# Required work
Wherever "indent" appears in a line, list that line.

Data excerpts

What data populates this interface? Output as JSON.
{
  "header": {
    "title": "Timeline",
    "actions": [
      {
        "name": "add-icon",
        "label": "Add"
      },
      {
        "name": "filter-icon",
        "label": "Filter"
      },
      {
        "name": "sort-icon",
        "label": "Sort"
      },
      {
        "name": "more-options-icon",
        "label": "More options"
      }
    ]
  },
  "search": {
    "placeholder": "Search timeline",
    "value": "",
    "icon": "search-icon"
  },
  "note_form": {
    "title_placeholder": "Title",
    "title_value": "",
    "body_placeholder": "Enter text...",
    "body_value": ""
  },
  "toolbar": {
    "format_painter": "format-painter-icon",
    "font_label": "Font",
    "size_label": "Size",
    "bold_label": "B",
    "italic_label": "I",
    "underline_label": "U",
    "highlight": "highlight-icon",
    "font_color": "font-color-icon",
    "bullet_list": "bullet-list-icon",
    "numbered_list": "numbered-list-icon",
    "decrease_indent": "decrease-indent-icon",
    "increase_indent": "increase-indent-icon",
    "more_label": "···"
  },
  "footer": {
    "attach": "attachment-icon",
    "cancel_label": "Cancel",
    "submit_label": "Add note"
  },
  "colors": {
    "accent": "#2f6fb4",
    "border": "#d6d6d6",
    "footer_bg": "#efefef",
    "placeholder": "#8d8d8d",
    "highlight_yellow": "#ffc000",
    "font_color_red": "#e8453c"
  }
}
...
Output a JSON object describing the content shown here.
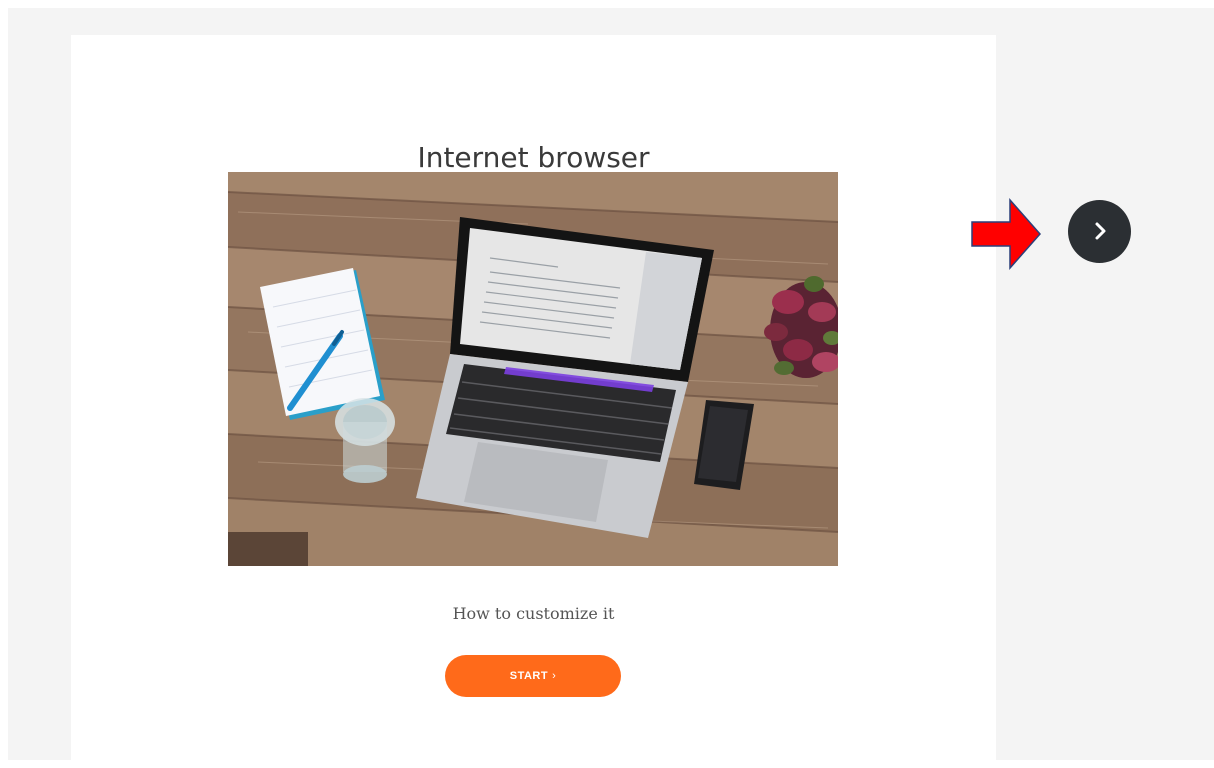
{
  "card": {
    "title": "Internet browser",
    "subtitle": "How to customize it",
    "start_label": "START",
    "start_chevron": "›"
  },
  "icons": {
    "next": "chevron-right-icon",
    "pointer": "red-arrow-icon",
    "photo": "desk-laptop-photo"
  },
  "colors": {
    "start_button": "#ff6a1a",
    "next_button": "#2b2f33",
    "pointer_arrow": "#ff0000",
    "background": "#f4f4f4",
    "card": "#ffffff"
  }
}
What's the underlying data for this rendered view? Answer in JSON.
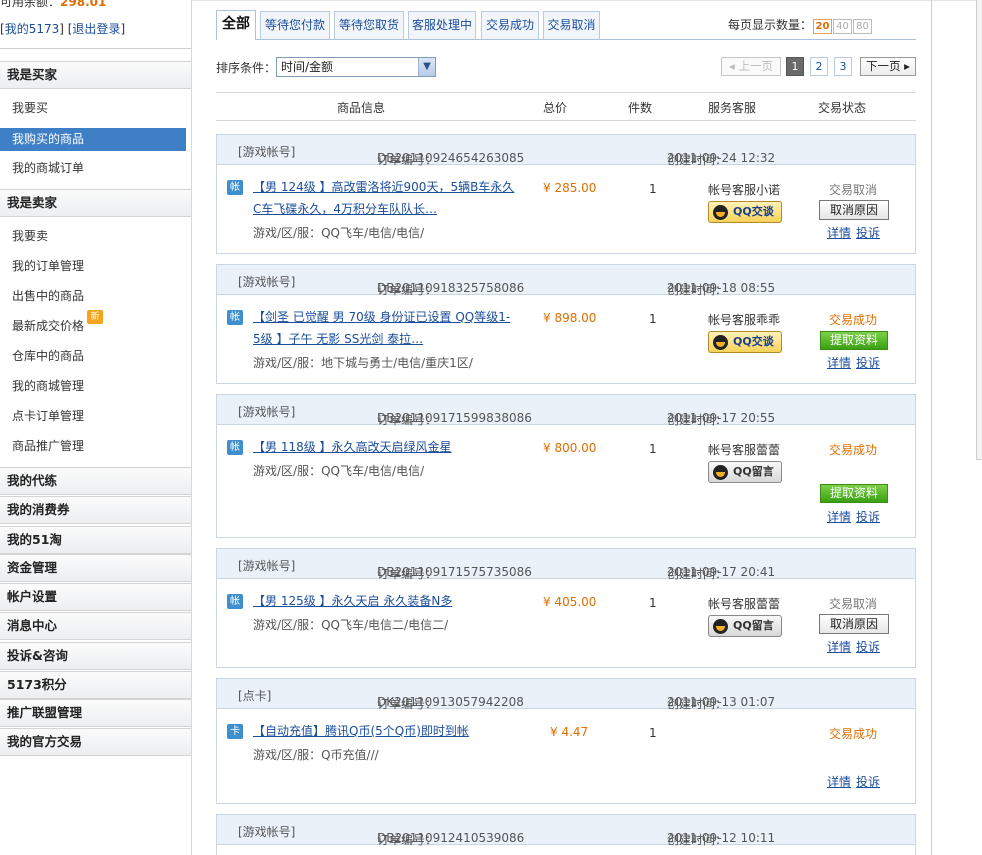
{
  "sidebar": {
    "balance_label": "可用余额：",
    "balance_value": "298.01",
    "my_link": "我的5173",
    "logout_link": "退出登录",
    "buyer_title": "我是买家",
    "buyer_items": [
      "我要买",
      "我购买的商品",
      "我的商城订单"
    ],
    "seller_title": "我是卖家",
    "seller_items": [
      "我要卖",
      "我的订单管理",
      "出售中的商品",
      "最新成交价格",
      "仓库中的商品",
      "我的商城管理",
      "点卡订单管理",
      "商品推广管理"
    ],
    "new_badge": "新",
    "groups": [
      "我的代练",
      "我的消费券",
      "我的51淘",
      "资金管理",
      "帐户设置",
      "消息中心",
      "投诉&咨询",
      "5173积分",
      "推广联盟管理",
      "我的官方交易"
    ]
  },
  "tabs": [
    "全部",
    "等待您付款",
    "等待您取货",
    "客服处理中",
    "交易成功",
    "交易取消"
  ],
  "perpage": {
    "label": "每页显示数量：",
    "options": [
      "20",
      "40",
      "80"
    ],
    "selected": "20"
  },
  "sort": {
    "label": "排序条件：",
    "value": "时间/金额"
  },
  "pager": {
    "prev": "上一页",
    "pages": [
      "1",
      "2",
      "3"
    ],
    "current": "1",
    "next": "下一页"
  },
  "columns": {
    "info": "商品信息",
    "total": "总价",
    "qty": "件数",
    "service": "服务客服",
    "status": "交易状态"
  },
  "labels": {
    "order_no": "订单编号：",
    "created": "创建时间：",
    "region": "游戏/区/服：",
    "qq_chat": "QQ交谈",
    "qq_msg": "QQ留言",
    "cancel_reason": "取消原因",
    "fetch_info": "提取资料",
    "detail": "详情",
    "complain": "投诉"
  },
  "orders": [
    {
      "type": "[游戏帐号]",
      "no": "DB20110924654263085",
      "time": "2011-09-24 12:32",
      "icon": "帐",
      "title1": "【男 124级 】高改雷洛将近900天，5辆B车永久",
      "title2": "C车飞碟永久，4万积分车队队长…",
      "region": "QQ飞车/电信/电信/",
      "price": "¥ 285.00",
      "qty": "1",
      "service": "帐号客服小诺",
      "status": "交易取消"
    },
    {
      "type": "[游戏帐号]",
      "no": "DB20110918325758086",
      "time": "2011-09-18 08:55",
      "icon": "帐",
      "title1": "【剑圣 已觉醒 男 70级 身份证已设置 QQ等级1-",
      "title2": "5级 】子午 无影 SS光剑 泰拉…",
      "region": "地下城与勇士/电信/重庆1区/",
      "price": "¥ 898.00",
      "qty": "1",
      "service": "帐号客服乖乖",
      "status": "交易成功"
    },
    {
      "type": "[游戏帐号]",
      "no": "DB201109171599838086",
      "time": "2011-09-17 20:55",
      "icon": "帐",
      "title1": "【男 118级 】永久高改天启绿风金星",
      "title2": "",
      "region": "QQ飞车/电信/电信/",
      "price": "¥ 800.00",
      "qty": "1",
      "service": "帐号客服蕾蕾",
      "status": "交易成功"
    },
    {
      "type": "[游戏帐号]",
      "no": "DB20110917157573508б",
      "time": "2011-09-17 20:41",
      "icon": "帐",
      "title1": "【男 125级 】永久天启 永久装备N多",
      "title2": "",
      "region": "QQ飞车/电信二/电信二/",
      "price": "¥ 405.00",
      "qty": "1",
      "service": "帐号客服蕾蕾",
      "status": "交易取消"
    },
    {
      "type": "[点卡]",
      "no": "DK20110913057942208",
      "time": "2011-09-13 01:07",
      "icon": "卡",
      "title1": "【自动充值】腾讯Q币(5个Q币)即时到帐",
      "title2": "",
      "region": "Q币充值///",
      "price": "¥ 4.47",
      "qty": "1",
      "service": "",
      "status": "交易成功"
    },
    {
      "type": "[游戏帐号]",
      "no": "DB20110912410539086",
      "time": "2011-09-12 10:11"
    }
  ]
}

# Task result
    "decrease_indent": "decrease-indent-icon",
    "increase_indent": "increase-indent-icon",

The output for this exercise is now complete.